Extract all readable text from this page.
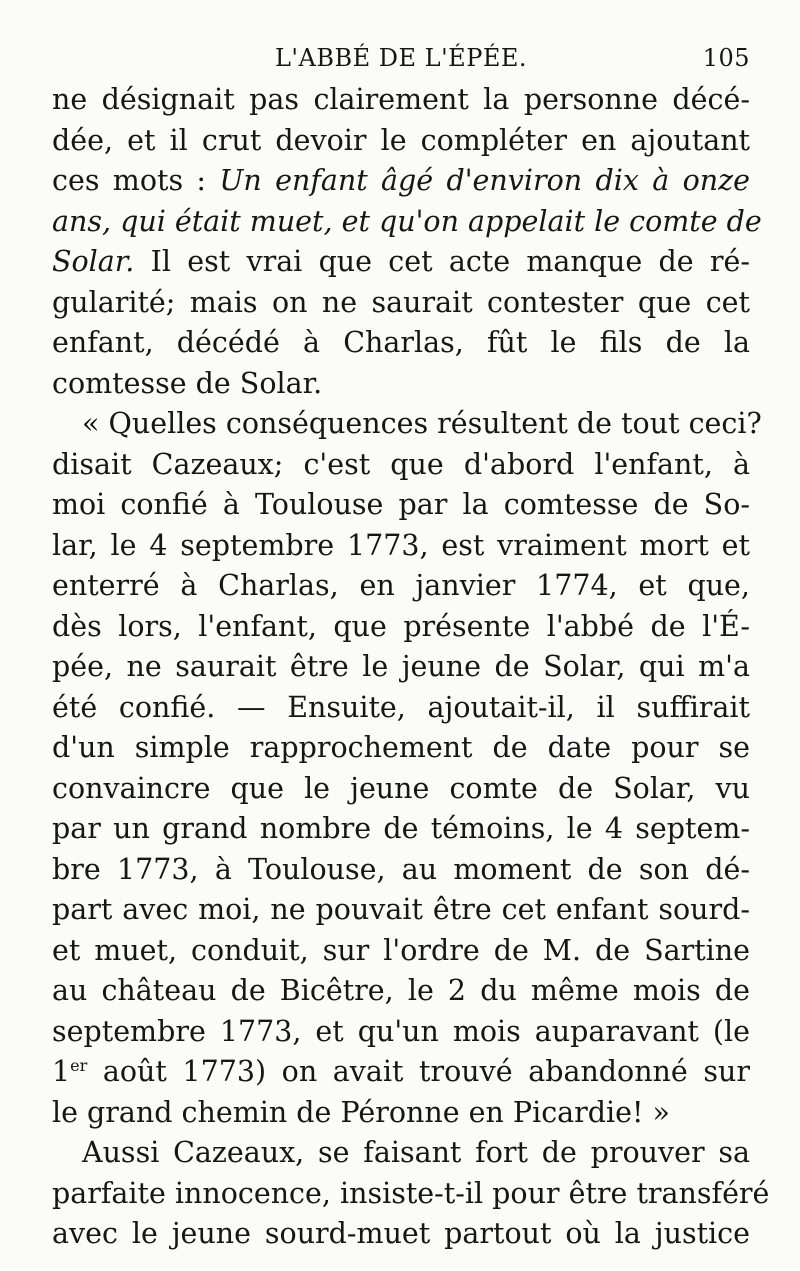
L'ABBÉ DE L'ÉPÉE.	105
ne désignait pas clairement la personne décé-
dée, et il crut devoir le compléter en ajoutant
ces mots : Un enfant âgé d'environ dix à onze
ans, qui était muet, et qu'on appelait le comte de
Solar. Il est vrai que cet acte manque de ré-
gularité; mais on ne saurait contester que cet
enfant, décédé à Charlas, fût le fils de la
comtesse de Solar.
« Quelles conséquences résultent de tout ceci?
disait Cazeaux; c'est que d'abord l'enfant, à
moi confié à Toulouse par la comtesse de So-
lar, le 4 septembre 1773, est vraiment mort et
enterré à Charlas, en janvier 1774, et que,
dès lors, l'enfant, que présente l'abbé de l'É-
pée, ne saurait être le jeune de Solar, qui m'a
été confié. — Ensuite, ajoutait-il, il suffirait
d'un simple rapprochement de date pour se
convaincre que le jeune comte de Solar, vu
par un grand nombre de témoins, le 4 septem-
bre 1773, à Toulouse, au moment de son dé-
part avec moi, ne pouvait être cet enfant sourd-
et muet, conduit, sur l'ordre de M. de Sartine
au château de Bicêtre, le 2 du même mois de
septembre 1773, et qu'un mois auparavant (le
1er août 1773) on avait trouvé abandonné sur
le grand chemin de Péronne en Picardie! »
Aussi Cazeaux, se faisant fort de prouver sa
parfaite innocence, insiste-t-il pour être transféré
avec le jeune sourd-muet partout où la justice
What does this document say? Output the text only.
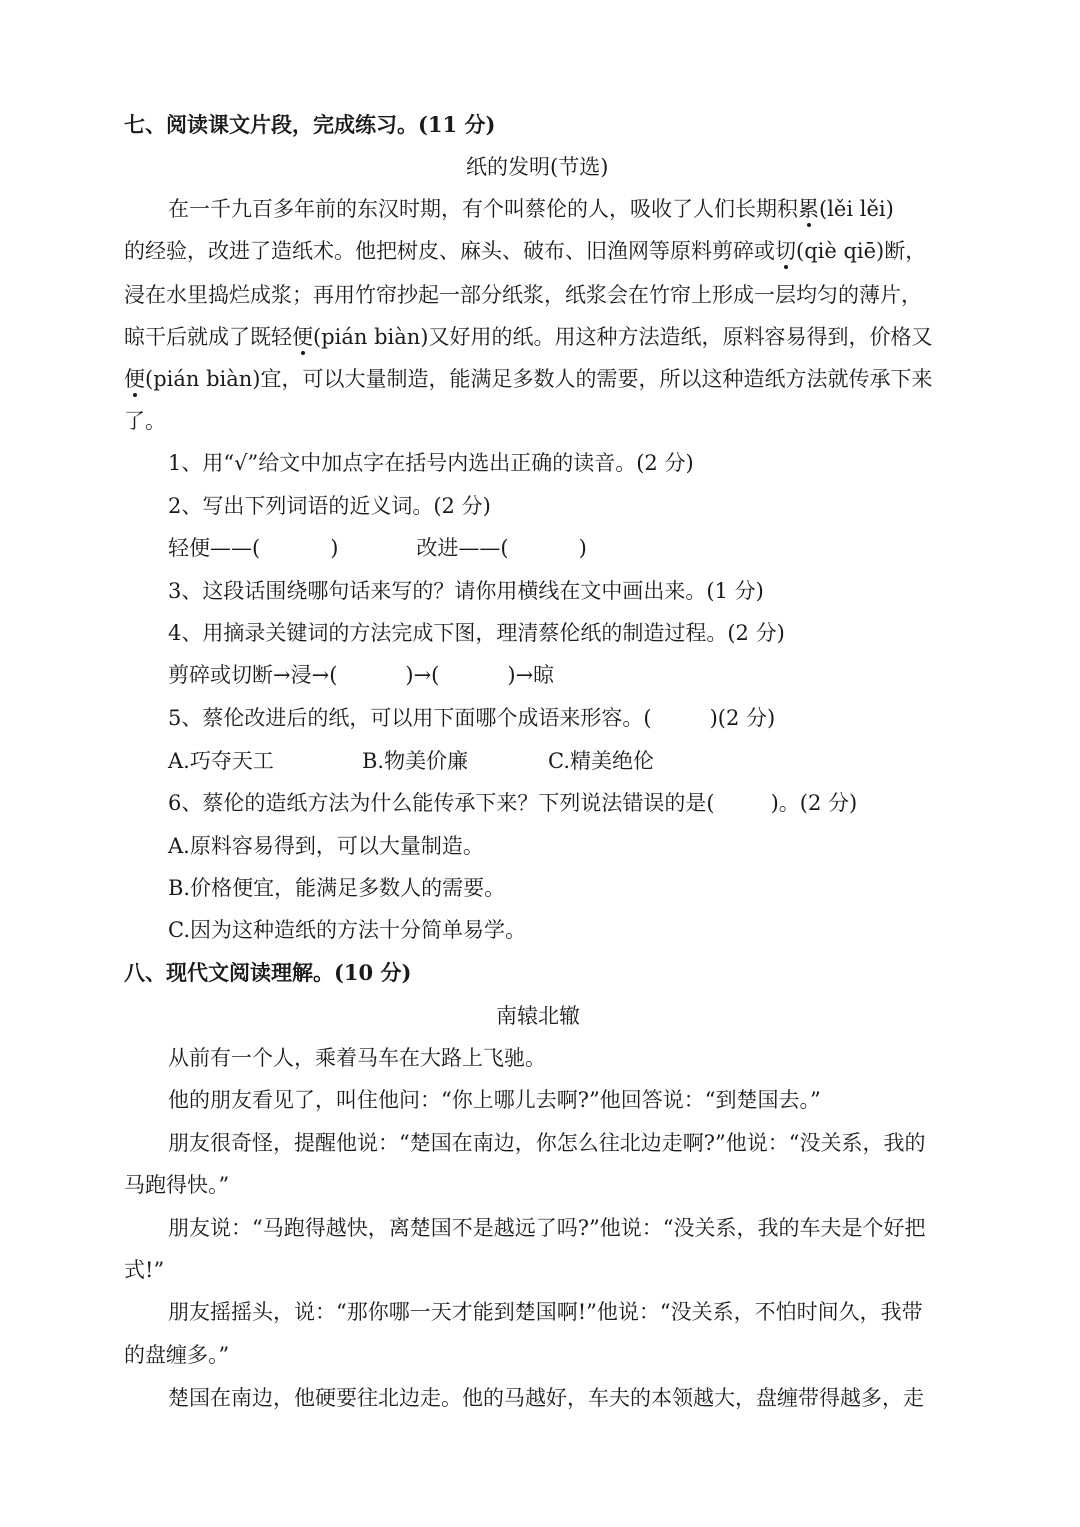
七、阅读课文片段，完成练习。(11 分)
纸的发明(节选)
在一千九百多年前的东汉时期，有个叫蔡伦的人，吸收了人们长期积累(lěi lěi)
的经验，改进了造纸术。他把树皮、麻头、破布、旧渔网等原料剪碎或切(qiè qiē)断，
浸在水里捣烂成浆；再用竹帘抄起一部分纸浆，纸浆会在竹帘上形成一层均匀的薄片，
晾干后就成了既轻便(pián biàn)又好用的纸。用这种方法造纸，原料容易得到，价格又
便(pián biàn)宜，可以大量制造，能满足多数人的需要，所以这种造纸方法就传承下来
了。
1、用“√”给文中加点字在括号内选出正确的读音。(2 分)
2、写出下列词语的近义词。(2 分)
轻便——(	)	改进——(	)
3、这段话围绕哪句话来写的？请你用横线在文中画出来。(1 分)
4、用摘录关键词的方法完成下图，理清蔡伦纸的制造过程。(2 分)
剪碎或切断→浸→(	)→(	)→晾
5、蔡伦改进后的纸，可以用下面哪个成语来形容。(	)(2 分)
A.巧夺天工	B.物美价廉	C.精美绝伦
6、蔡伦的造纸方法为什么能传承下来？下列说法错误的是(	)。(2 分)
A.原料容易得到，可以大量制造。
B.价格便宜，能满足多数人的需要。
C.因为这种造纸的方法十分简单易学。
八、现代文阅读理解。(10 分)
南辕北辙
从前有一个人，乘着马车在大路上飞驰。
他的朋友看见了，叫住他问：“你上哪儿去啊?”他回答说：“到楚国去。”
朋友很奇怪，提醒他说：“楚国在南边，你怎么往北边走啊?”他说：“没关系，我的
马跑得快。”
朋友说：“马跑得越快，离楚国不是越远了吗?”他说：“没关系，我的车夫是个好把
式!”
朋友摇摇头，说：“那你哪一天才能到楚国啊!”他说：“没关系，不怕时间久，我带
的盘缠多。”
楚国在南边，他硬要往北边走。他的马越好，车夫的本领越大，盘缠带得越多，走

● ● ● ● ●

**DIRECTIVE**
Count every line in the listing above that holds "avec", then report only the count.

**FINAL RESULT**
2